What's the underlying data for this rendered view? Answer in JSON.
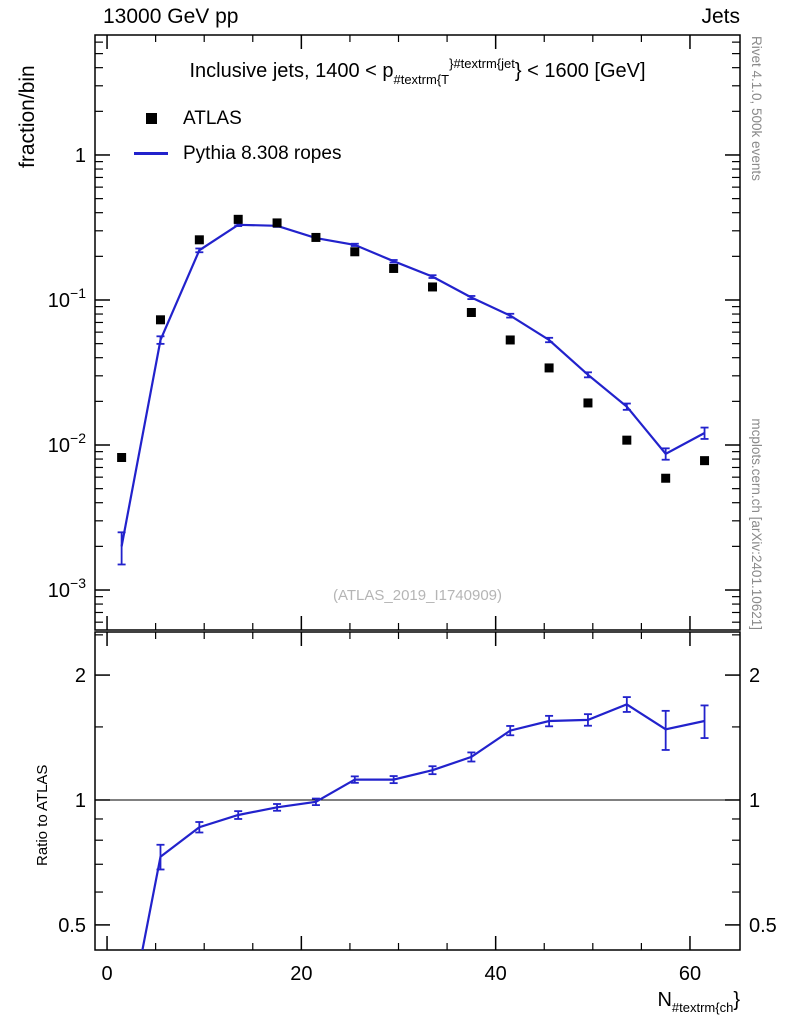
{
  "header": {
    "left": "13000 GeV pp",
    "right": "Jets"
  },
  "title_parts": [
    {
      "k": "n",
      "t": "Inclusive jets, 1400 < p"
    },
    {
      "k": "sub",
      "t": "#textrm{T"
    },
    {
      "k": "sup",
      "t": "}#textrm{jet"
    },
    {
      "k": "n",
      "t": "} < 1600 [GeV]"
    }
  ],
  "legend": [
    {
      "marker": "square",
      "label": "ATLAS"
    },
    {
      "marker": "line",
      "label": "Pythia 8.308 ropes"
    }
  ],
  "ylabel": "fraction/bin",
  "ratio_ylabel": "Ratio to ATLAS",
  "xlabel_parts": [
    {
      "k": "n",
      "t": "N"
    },
    {
      "k": "sub",
      "t": "#textrm{ch"
    },
    {
      "k": "n",
      "t": "}"
    }
  ],
  "watermark": "(ATLAS_2019_I1740909)",
  "side_text_top": "Rivet 4.1.0,  500k events",
  "side_text_bottom": "mcplots.cern.ch [arXiv:2401.10621]",
  "colors": {
    "mc_line": "#2222cc",
    "data_marker": "#000000",
    "side_text": "#8a8a8a",
    "watermark": "#b5b5b5",
    "axis": "#000000"
  },
  "chart_data": {
    "type": "line",
    "x": [
      1.5,
      5.5,
      9.5,
      13.5,
      17.5,
      21.5,
      25.5,
      29.5,
      33.5,
      37.5,
      41.5,
      45.5,
      49.5,
      53.5,
      57.5,
      61.5
    ],
    "series": [
      {
        "name": "ATLAS",
        "style": "squares",
        "values": [
          0.0082,
          0.073,
          0.26,
          0.36,
          0.34,
          0.27,
          0.215,
          0.165,
          0.123,
          0.082,
          0.053,
          0.034,
          0.0195,
          0.0108,
          0.0059,
          0.0078
        ]
      },
      {
        "name": "Pythia 8.308 ropes",
        "style": "line_with_errors",
        "values": [
          0.002,
          0.053,
          0.22,
          0.33,
          0.325,
          0.267,
          0.24,
          0.185,
          0.145,
          0.104,
          0.078,
          0.053,
          0.0305,
          0.0184,
          0.0087,
          0.0121
        ],
        "rel_err": [
          0.25,
          0.06,
          0.03,
          0.02,
          0.018,
          0.018,
          0.018,
          0.02,
          0.022,
          0.025,
          0.03,
          0.035,
          0.04,
          0.05,
          0.09,
          0.09
        ]
      }
    ],
    "ratio": {
      "name": "Pythia / ATLAS",
      "values": [
        0.24,
        0.73,
        0.86,
        0.92,
        0.96,
        0.99,
        1.12,
        1.12,
        1.18,
        1.27,
        1.47,
        1.55,
        1.56,
        1.7,
        1.48,
        1.55
      ],
      "abs_err": [
        0.08,
        0.05,
        0.025,
        0.02,
        0.018,
        0.018,
        0.02,
        0.022,
        0.026,
        0.032,
        0.038,
        0.045,
        0.05,
        0.07,
        0.16,
        0.14
      ]
    },
    "main_axis": {
      "scale": "log",
      "label": "fraction/bin",
      "ticks": [
        {
          "v": 1,
          "l": "1"
        },
        {
          "v": 0.1,
          "l": "10^-1"
        },
        {
          "v": 0.01,
          "l": "10^-2"
        },
        {
          "v": 0.001,
          "l": "10^-3"
        }
      ],
      "range": [
        0.00053,
        6.72
      ]
    },
    "ratio_axis": {
      "scale": "log",
      "label": "Ratio to ATLAS",
      "ticks": [
        {
          "v": 2,
          "l": "2"
        },
        {
          "v": 1,
          "l": "1"
        },
        {
          "v": 0.5,
          "l": "0.5"
        }
      ],
      "minor": [
        0.6,
        0.7,
        0.8,
        0.9,
        1.5,
        2.5
      ],
      "range": [
        0.435,
        2.54
      ],
      "ref_line": 1
    },
    "x_axis": {
      "label": "N_#textrm{ch}}",
      "ticks": [
        0,
        20,
        40,
        60
      ],
      "minor_step": 5,
      "range": [
        -1.24,
        65.15
      ]
    }
  }
}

------

What you are asked to do: Repeat all of the entries word for word, but omit the pictures.

Output for this exercise:
What's the underlying data for this rendered view? Answer in JSON.
{
  "header": {
    "left": "13000 GeV pp",
    "right": "Jets"
  },
  "title_parts": [
    {
      "k": "n",
      "t": "Inclusive jets, 1400 < p"
    },
    {
      "k": "sub",
      "t": "#textrm{T"
    },
    {
      "k": "sup",
      "t": "}#textrm{jet"
    },
    {
      "k": "n",
      "t": "} < 1600 [GeV]"
    }
  ],
  "legend": [
    {
      "marker": "square",
      "label": "ATLAS"
    },
    {
      "marker": "line",
      "label": "Pythia 8.308 ropes"
    }
  ],
  "ylabel": "fraction/bin",
  "ratio_ylabel": "Ratio to ATLAS",
  "xlabel_parts": [
    {
      "k": "n",
      "t": "N"
    },
    {
      "k": "sub",
      "t": "#textrm{ch"
    },
    {
      "k": "n",
      "t": "}"
    }
  ],
  "watermark": "(ATLAS_2019_I1740909)",
  "side_text_top": "Rivet 4.1.0,  500k events",
  "side_text_bottom": "mcplots.cern.ch [arXiv:2401.10621]",
  "colors": {
    "mc_line": "#2222cc",
    "data_marker": "#000000",
    "side_text": "#8a8a8a",
    "watermark": "#b5b5b5",
    "axis": "#000000"
  },
  "chart_data": {
    "type": "line",
    "x": [
      1.5,
      5.5,
      9.5,
      13.5,
      17.5,
      21.5,
      25.5,
      29.5,
      33.5,
      37.5,
      41.5,
      45.5,
      49.5,
      53.5,
      57.5,
      61.5
    ],
    "series": [
      {
        "name": "ATLAS",
        "style": "squares",
        "values": [
          0.0082,
          0.073,
          0.26,
          0.36,
          0.34,
          0.27,
          0.215,
          0.165,
          0.123,
          0.082,
          0.053,
          0.034,
          0.0195,
          0.0108,
          0.0059,
          0.0078
        ]
      },
      {
        "name": "Pythia 8.308 ropes",
        "style": "line_with_errors",
        "values": [
          0.002,
          0.053,
          0.22,
          0.33,
          0.325,
          0.267,
          0.24,
          0.185,
          0.145,
          0.104,
          0.078,
          0.053,
          0.0305,
          0.0184,
          0.0087,
          0.0121
        ],
        "rel_err": [
          0.25,
          0.06,
          0.03,
          0.02,
          0.018,
          0.018,
          0.018,
          0.02,
          0.022,
          0.025,
          0.03,
          0.035,
          0.04,
          0.05,
          0.09,
          0.09
        ]
      }
    ],
    "ratio": {
      "name": "Pythia / ATLAS",
      "values": [
        0.24,
        0.73,
        0.86,
        0.92,
        0.96,
        0.99,
        1.12,
        1.12,
        1.18,
        1.27,
        1.47,
        1.55,
        1.56,
        1.7,
        1.48,
        1.55
      ],
      "abs_err": [
        0.08,
        0.05,
        0.025,
        0.02,
        0.018,
        0.018,
        0.02,
        0.022,
        0.026,
        0.032,
        0.038,
        0.045,
        0.05,
        0.07,
        0.16,
        0.14
      ]
    },
    "main_axis": {
      "scale": "log",
      "label": "fraction/bin",
      "ticks": [
        {
          "v": 1,
          "l": "1"
        },
        {
          "v": 0.1,
          "l": "10^-1"
        },
        {
          "v": 0.01,
          "l": "10^-2"
        },
        {
          "v": 0.001,
          "l": "10^-3"
        }
      ],
      "range": [
        0.00053,
        6.72
      ]
    },
    "ratio_axis": {
      "scale": "log",
      "label": "Ratio to ATLAS",
      "ticks": [
        {
          "v": 2,
          "l": "2"
        },
        {
          "v": 1,
          "l": "1"
        },
        {
          "v": 0.5,
          "l": "0.5"
        }
      ],
      "minor": [
        0.6,
        0.7,
        0.8,
        0.9,
        1.5,
        2.5
      ],
      "range": [
        0.435,
        2.54
      ],
      "ref_line": 1
    },
    "x_axis": {
      "label": "N_#textrm{ch}}",
      "ticks": [
        0,
        20,
        40,
        60
      ],
      "minor_step": 5,
      "range": [
        -1.24,
        65.15
      ]
    }
  }
}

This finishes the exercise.